(Instructions to follow): Copy out each line of the material in which the word "values" appears.
-- Begin Dataset content --
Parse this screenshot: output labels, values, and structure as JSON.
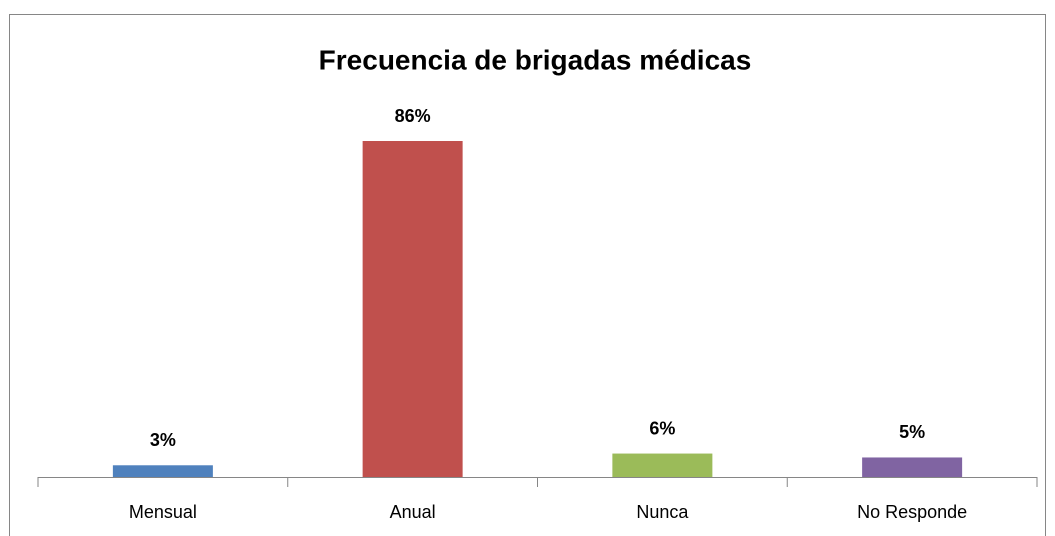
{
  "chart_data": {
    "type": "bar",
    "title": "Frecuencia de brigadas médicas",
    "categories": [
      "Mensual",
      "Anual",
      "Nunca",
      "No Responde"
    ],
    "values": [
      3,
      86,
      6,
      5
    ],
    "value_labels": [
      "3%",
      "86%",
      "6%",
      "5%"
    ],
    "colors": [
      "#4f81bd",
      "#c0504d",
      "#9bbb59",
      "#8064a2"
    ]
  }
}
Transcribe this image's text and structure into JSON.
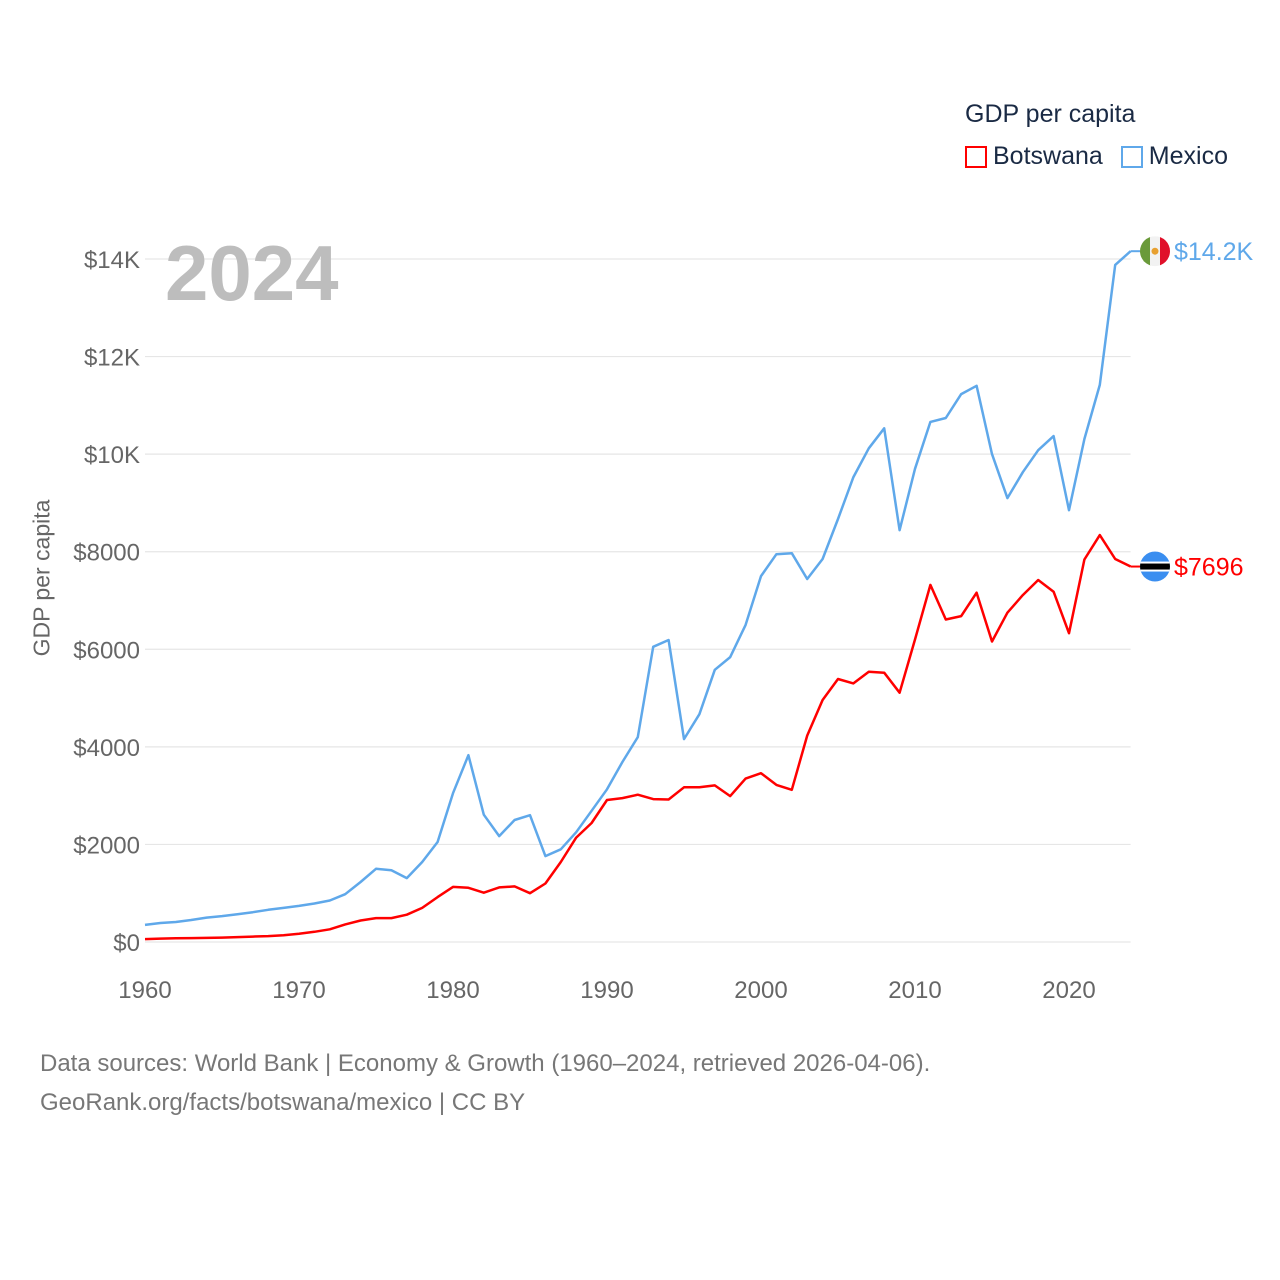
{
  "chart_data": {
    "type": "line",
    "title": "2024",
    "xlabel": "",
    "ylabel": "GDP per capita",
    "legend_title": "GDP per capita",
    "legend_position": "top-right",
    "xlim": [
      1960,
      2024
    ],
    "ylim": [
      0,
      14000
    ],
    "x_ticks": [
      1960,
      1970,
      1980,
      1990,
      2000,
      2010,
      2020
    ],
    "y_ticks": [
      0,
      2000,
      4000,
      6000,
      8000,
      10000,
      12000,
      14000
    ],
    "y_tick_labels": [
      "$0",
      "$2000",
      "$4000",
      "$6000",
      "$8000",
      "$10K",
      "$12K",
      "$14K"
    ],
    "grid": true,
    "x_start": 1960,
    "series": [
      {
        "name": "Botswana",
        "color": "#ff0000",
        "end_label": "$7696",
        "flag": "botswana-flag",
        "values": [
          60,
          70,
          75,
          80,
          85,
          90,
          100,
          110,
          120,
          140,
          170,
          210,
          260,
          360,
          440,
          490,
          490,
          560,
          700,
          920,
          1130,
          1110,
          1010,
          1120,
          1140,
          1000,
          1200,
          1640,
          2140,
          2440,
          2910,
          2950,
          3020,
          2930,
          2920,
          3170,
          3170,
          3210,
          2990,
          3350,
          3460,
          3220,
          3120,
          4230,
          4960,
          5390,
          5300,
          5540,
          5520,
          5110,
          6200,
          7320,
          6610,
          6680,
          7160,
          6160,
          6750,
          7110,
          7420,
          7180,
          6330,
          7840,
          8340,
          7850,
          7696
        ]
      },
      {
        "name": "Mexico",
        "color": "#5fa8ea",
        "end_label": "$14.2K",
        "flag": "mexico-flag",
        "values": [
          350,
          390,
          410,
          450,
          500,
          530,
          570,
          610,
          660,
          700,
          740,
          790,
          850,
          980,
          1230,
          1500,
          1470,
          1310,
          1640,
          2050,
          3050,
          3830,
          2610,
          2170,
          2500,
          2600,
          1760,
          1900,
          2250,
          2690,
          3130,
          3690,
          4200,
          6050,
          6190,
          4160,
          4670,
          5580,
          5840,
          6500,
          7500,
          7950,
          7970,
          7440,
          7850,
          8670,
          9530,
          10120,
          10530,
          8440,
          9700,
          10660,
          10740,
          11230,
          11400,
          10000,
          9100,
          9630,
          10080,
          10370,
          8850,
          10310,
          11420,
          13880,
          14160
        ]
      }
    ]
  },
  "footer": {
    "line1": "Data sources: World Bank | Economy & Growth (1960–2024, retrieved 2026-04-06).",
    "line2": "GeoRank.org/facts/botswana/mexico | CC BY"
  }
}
-- End Dataset content --
(Answer to the task):
Parse this screenshot: output labels, values, and structure as JSON.
    "values": [
        "values": [
        "values": [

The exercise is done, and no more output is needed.